━━━━━ MATERIAL SHOWN

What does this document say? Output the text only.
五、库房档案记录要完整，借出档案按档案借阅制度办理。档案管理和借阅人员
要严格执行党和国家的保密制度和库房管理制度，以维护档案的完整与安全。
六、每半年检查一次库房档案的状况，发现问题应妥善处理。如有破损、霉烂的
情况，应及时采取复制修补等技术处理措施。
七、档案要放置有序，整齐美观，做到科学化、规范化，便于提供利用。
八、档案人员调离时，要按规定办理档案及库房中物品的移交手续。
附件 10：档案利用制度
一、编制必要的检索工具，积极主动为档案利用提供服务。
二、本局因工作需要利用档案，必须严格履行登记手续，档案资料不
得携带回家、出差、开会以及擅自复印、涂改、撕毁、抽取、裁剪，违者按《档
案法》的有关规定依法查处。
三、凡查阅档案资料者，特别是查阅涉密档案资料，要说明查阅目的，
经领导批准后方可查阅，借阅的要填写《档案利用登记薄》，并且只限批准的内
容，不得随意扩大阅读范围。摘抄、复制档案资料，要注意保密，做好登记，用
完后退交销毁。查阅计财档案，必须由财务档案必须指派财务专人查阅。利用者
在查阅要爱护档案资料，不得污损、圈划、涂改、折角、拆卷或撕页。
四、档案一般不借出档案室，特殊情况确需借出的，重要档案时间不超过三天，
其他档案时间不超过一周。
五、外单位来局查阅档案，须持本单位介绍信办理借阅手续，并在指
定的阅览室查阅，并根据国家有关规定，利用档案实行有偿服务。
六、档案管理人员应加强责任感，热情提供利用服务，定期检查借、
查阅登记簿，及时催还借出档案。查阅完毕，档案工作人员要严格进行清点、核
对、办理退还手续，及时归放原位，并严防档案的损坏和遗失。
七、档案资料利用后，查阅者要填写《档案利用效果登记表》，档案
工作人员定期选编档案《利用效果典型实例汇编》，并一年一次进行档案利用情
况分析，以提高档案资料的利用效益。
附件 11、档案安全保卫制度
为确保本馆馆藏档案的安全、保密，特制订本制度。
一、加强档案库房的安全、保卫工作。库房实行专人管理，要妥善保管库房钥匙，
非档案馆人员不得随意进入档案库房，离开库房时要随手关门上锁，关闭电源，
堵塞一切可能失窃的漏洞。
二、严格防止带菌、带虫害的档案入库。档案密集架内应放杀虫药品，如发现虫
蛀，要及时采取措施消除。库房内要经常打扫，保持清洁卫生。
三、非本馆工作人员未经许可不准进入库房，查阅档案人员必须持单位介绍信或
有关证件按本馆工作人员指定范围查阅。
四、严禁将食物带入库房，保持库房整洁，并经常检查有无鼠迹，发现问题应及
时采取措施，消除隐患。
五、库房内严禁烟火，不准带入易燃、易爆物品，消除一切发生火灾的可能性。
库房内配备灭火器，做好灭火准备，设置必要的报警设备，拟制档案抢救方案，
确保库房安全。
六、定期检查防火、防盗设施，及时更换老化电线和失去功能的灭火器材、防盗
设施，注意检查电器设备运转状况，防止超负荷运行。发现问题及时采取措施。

━━━━━━━━━━

-- WRITTEN INSTRUCTION --
Return the full listing, character for character.

-- PROBLEM SOLUTION --
What does this document say? Output the text only.
五、库房档案记录要完整，借出档案按档案借阅制度办理。档案管理和借阅人员
要严格执行党和国家的保密制度和库房管理制度，以维护档案的完整与安全。
六、每半年检查一次库房档案的状况，发现问题应妥善处理。如有破损、霉烂的
情况，应及时采取复制修补等技术处理措施。
七、档案要放置有序，整齐美观，做到科学化、规范化，便于提供利用。
八、档案人员调离时，要按规定办理档案及库房中物品的移交手续。
附件 10：档案利用制度
一、编制必要的检索工具，积极主动为档案利用提供服务。
二、本局因工作需要利用档案，必须严格履行登记手续，档案资料不
得携带回家、出差、开会以及擅自复印、涂改、撕毁、抽取、裁剪，违者按《档
案法》的有关规定依法查处。
三、凡查阅档案资料者，特别是查阅涉密档案资料，要说明查阅目的，
经领导批准后方可查阅，借阅的要填写《档案利用登记薄》，并且只限批准的内
容，不得随意扩大阅读范围。摘抄、复制档案资料，要注意保密，做好登记，用
完后退交销毁。查阅计财档案，必须由财务档案必须指派财务专人查阅。利用者
在查阅要爱护档案资料，不得污损、圈划、涂改、折角、拆卷或撕页。
四、档案一般不借出档案室，特殊情况确需借出的，重要档案时间不超过三天，
其他档案时间不超过一周。
五、外单位来局查阅档案，须持本单位介绍信办理借阅手续，并在指
定的阅览室查阅，并根据国家有关规定，利用档案实行有偿服务。
六、档案管理人员应加强责任感，热情提供利用服务，定期检查借、
查阅登记簿，及时催还借出档案。查阅完毕，档案工作人员要严格进行清点、核
对、办理退还手续，及时归放原位，并严防档案的损坏和遗失。
七、档案资料利用后，查阅者要填写《档案利用效果登记表》，档案
工作人员定期选编档案《利用效果典型实例汇编》，并一年一次进行档案利用情
况分析，以提高档案资料的利用效益。
附件 11、档案安全保卫制度
为确保本馆馆藏档案的安全、保密，特制订本制度。
一、加强档案库房的安全、保卫工作。库房实行专人管理，要妥善保管库房钥匙，
非档案馆人员不得随意进入档案库房，离开库房时要随手关门上锁，关闭电源，
堵塞一切可能失窃的漏洞。
二、严格防止带菌、带虫害的档案入库。档案密集架内应放杀虫药品，如发现虫
蛀，要及时采取措施消除。库房内要经常打扫，保持清洁卫生。
三、非本馆工作人员未经许可不准进入库房，查阅档案人员必须持单位介绍信或
有关证件按本馆工作人员指定范围查阅。
四、严禁将食物带入库房，保持库房整洁，并经常检查有无鼠迹，发现问题应及
时采取措施，消除隐患。
五、库房内严禁烟火，不准带入易燃、易爆物品，消除一切发生火灾的可能性。
库房内配备灭火器，做好灭火准备，设置必要的报警设备，拟制档案抢救方案，
确保库房安全。
六、定期检查防火、防盗设施，及时更换老化电线和失去功能的灭火器材、防盗
设施，注意检查电器设备运转状况，防止超负荷运行。发现问题及时采取措施。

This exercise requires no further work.